▸ THE PROBLEM: Check each line of the material below for "document", then copy the ones that contain it.

▸ MATERIALS PROVIDED:

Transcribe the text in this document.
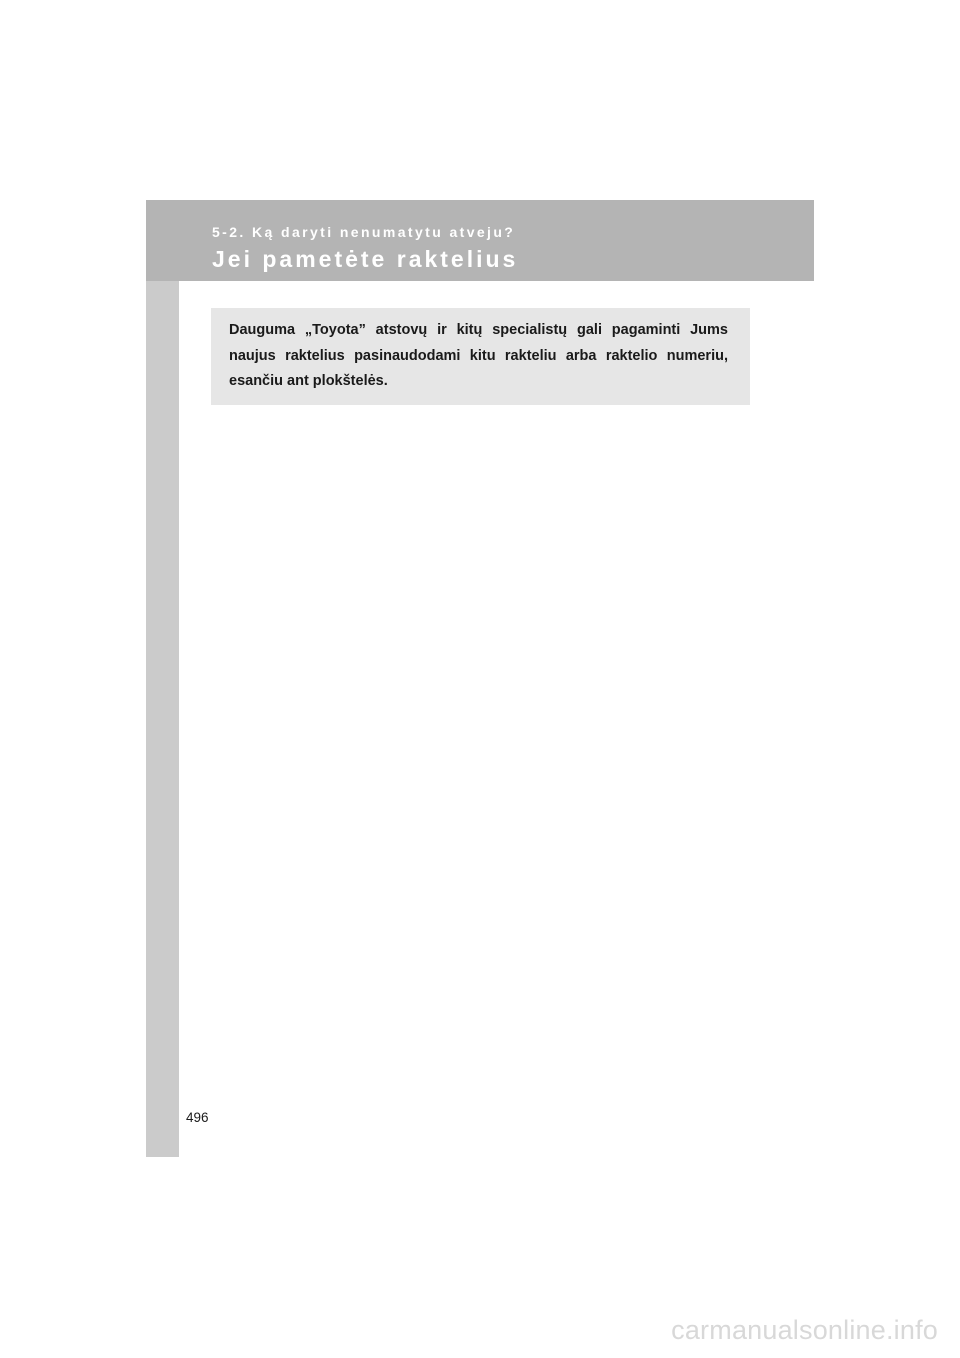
5-2. Ką daryti nenumatytu atveju?
Jei pametėte raktelius

Dauguma „Toyota” atstovų ir kitų specialistų gali pagaminti Jums naujus raktelius pasinaudodami kitu rakteliu arba raktelio numeriu, esančiu ant plokštelės.

496
carmanualsonline.info
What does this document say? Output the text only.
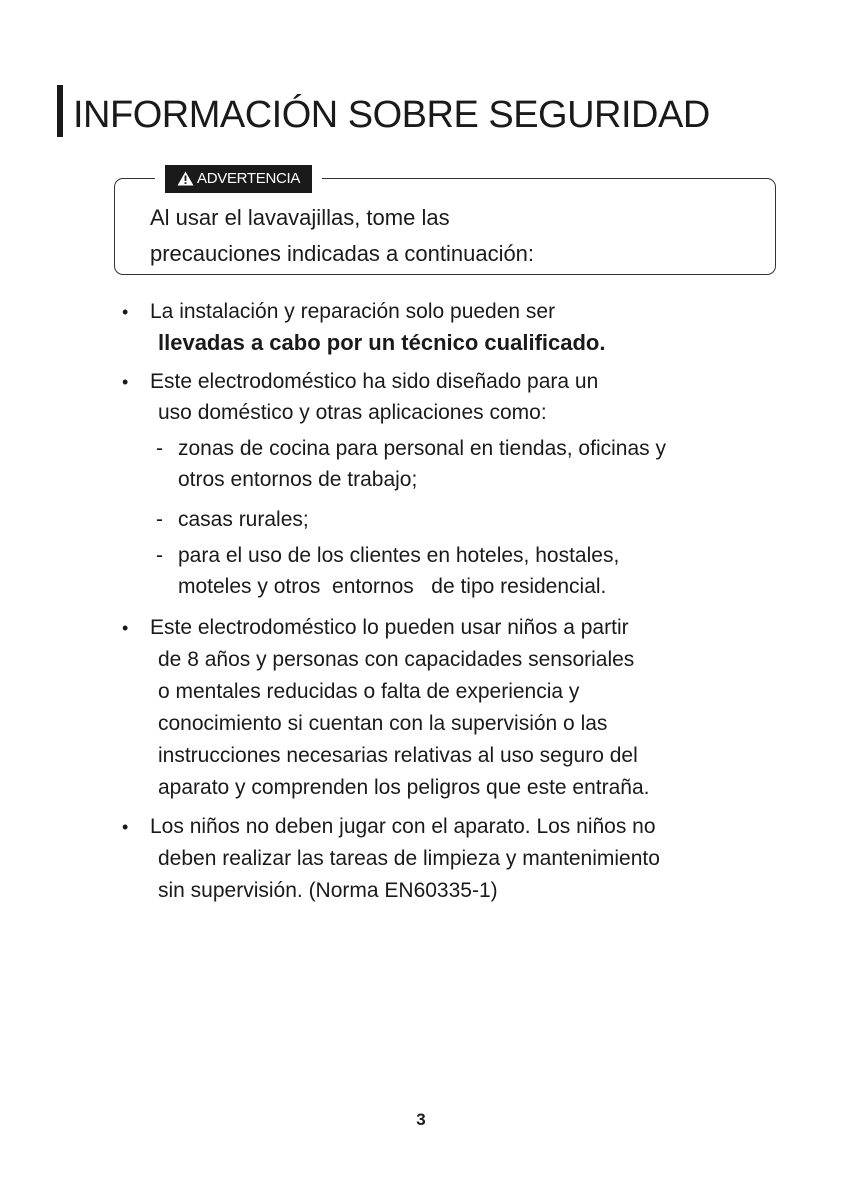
INFORMACIÓN SOBRE SEGURIDAD
ADVERTENCIA
Al usar el lavavajillas, tome las
precauciones indicadas a continuación:
• La instalación y reparación solo pueden ser
llevadas a cabo por un técnico cualificado.
• Este electrodoméstico ha sido diseñado para un
uso doméstico y otras aplicaciones como:
- zonas de cocina para personal en tiendas, oficinas y
otros entornos de trabajo;
- casas rurales;
- para el uso de los clientes en hoteles, hostales,
moteles y otros  entornos   de tipo residencial.
• Este electrodoméstico lo pueden usar niños a partir
de 8 años y personas con capacidades sensoriales
o mentales reducidas o falta de experiencia y
conocimiento si cuentan con la supervisión o las
instrucciones necesarias relativas al uso seguro del
aparato y comprenden los peligros que este entraña.
• Los niños no deben jugar con el aparato. Los niños no
deben realizar las tareas de limpieza y mantenimiento
sin supervisión. (Norma EN60335-1)
3
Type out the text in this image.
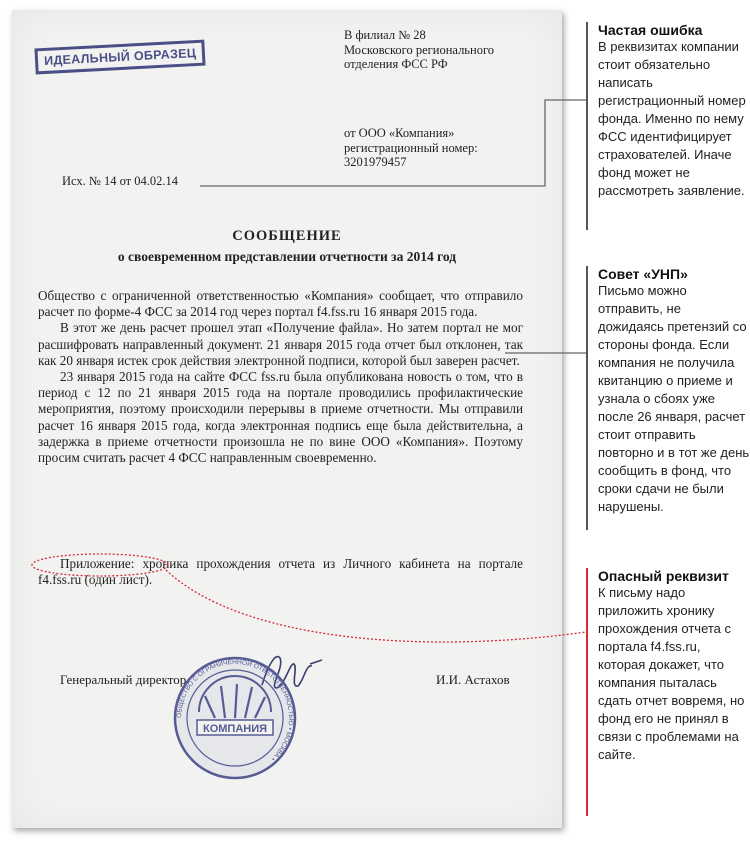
ИДЕАЛЬНЫЙ ОБРАЗЕЦ
В филиал № 28
Московского регионального
отделения ФСС РФ
от ООО «Компания»
регистрационный номер:
3201979457
Исх. № 14 от 04.02.14
СООБЩЕНИЕ
о своевременном представлении отчетности за 2014 год

Общество с ограниченной ответственностью «Компания» сообщает, что отправило расчет по форме-4 ФСС за 2014 год через портал f4.fss.ru 16 января 2015 года.

В этот же день расчет прошел этап «Получение файла». Но затем портал не мог расшифровать направленный документ. 21 января 2015 года отчет был отклонен, так как 20 января истек срок действия электронной подписи, которой был заверен расчет.

23 января 2015 года на сайте ФСС fss.ru была опубликована новость о том, что в период с 12 по 21 января 2015 года на портале проводились профилактические мероприятия, поэтому происходили перерывы в приеме отчетности. Мы отправили расчет 16 января 2015 года, когда электронная подпись еще была действительна, а задержка в приеме отчетности произошла не по вине ООО «Компания». Поэтому просим считать расчет 4 ФСС направленным своевременно.

Приложение: хроника прохождения отчета из Личного кабинета на портале f4.fss.ru (один лист).
Генеральный директор	И.И. Астахов
ОБЩЕСТВО С ОГРАНИЧЕННОЙ ОТВЕТСТВЕННОСТЬЮ • МОСКВА •
КОМПАНИЯ
Частая ошибка
В реквизитах компании стоит обязательно написать регистрационный номер фонда. Именно по нему ФСС идентифицирует страхователей. Иначе фонд может не рассмотреть заявление.
Совет «УНП»
Письмо можно отправить, не дожидаясь претензий со стороны фонда. Если компания не получила квитанцию о приеме и узнала о сбоях уже после 26 января, расчет стоит отправить повторно и в тот же день сообщить в фонд, что сроки сдачи не были нарушены.
Опасный реквизит
К письму надо приложить хронику прохождения отчета с портала f4.fss.ru, которая докажет, что компания пыталась сдать отчет вовремя, но фонд его не принял в связи с проблемами на сайте.
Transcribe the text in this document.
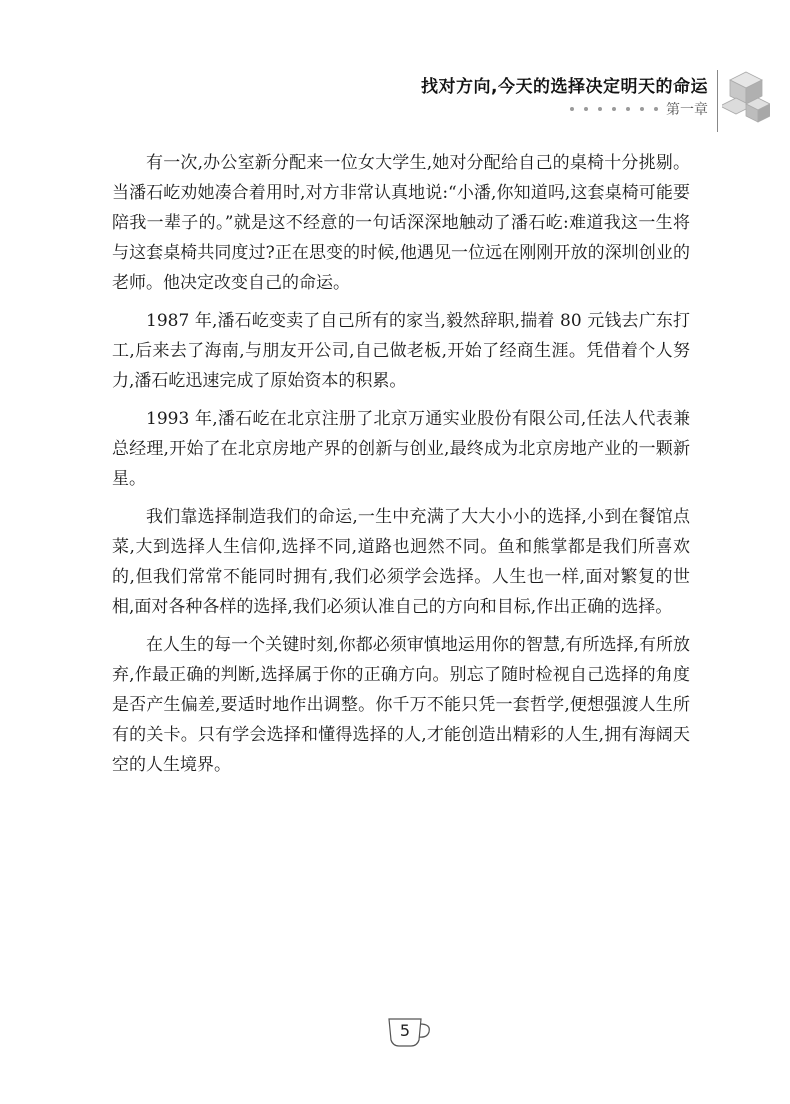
找对方向,今天的选择决定明天的命运
第一章

有一次,办公室新分配来一位女大学生,她对分配给自己的桌椅十分挑剔。当潘石屹劝她凑合着用时,对方非常认真地说:“小潘,你知道吗,这套桌椅可能要陪我一辈子的。”就是这不经意的一句话深深地触动了潘石屹:难道我这一生将与这套桌椅共同度过?正在思变的时候,他遇见一位远在刚刚开放的深圳创业的老师。他决定改变自己的命运。

1987 年,潘石屹变卖了自己所有的家当,毅然辞职,揣着 80 元钱去广东打工,后来去了海南,与朋友开公司,自己做老板,开始了经商生涯。凭借着个人努力,潘石屹迅速完成了原始资本的积累。

1993 年,潘石屹在北京注册了北京万通实业股份有限公司,任法人代表兼总经理,开始了在北京房地产界的创新与创业,最终成为北京房地产业的一颗新星。

我们靠选择制造我们的命运,一生中充满了大大小小的选择,小到在餐馆点菜,大到选择人生信仰,选择不同,道路也迥然不同。鱼和熊掌都是我们所喜欢的,但我们常常不能同时拥有,我们必须学会选择。人生也一样,面对繁复的世相,面对各种各样的选择,我们必须认准自己的方向和目标,作出正确的选择。

在人生的每一个关键时刻,你都必须审慎地运用你的智慧,有所选择,有所放弃,作最正确的判断,选择属于你的正确方向。别忘了随时检视自己选择的角度是否产生偏差,要适时地作出调整。你千万不能只凭一套哲学,便想强渡人生所有的关卡。只有学会选择和懂得选择的人,才能创造出精彩的人生,拥有海阔天空的人生境界。

5
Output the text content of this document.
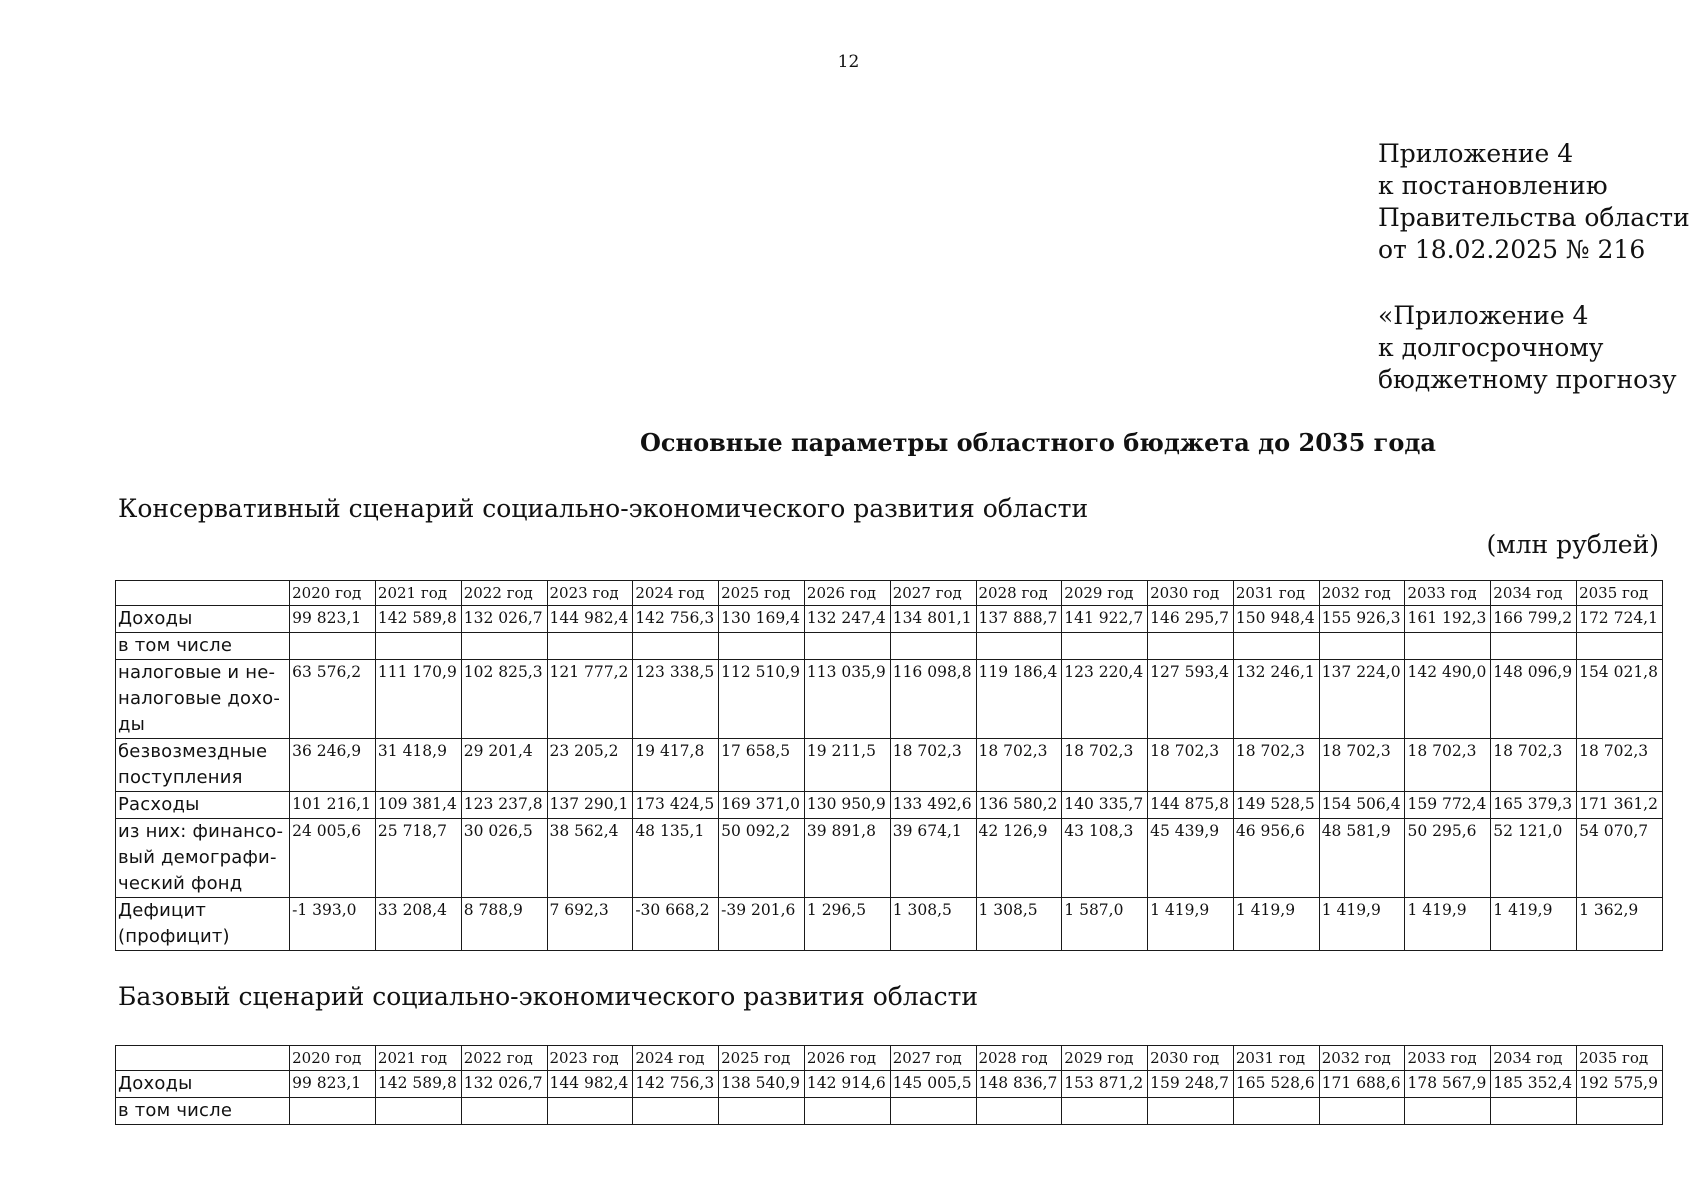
12
Приложение 4
к постановлению
Правительства области
от 18.02.2025 № 216
«Приложение 4
к долгосрочному
бюджетному прогнозу
Основные параметры областного бюджета до 2035 года
Консервативный сценарий социально-экономического развития области
(млн рублей)
	2020 год	2021 год	2022 год	2023 год	2024 год	2025 год	2026 год	2027 год	2028 год	2029 год	2030 год	2031 год	2032 год	2033 год	2034 год	2035 год
Доходы	99 823,1	142 589,8	132 026,7	144 982,4	142 756,3	130 169,4	132 247,4	134 801,1	137 888,7	141 922,7	146 295,7	150 948,4	155 926,3	161 192,3	166 799,2	172 724,1
в том числе																
налоговые и не-налоговые дохо-ды	63 576,2	111 170,9	102 825,3	121 777,2	123 338,5	112 510,9	113 035,9	116 098,8	119 186,4	123 220,4	127 593,4	132 246,1	137 224,0	142 490,0	148 096,9	154 021,8
безвозмездные поступления	36 246,9	31 418,9	29 201,4	23 205,2	19 417,8	17 658,5	19 211,5	18 702,3	18 702,3	18 702,3	18 702,3	18 702,3	18 702,3	18 702,3	18 702,3	18 702,3
Расходы	101 216,1	109 381,4	123 237,8	137 290,1	173 424,5	169 371,0	130 950,9	133 492,6	136 580,2	140 335,7	144 875,8	149 528,5	154 506,4	159 772,4	165 379,3	171 361,2
из них: финансо-вый демографи-ческий фонд	24 005,6	25 718,7	30 026,5	38 562,4	48 135,1	50 092,2	39 891,8	39 674,1	42 126,9	43 108,3	45 439,9	46 956,6	48 581,9	50 295,6	52 121,0	54 070,7
Дефицит (профицит)	-1 393,0	33 208,4	8 788,9	7 692,3	-30 668,2	-39 201,6	1 296,5	1 308,5	1 308,5	1 587,0	1 419,9	1 419,9	1 419,9	1 419,9	1 419,9	1 362,9
Базовый сценарий социально-экономического развития области
	2020 год	2021 год	2022 год	2023 год	2024 год	2025 год	2026 год	2027 год	2028 год	2029 год	2030 год	2031 год	2032 год	2033 год	2034 год	2035 год
Доходы	99 823,1	142 589,8	132 026,7	144 982,4	142 756,3	138 540,9	142 914,6	145 005,5	148 836,7	153 871,2	159 248,7	165 528,6	171 688,6	178 567,9	185 352,4	192 575,9
в том числе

▸ FULL OUTPUT:
Transcribe the text in this document.
What does this document say? Output the text only.
Transcribe the text in this document.
Output the text content of this document.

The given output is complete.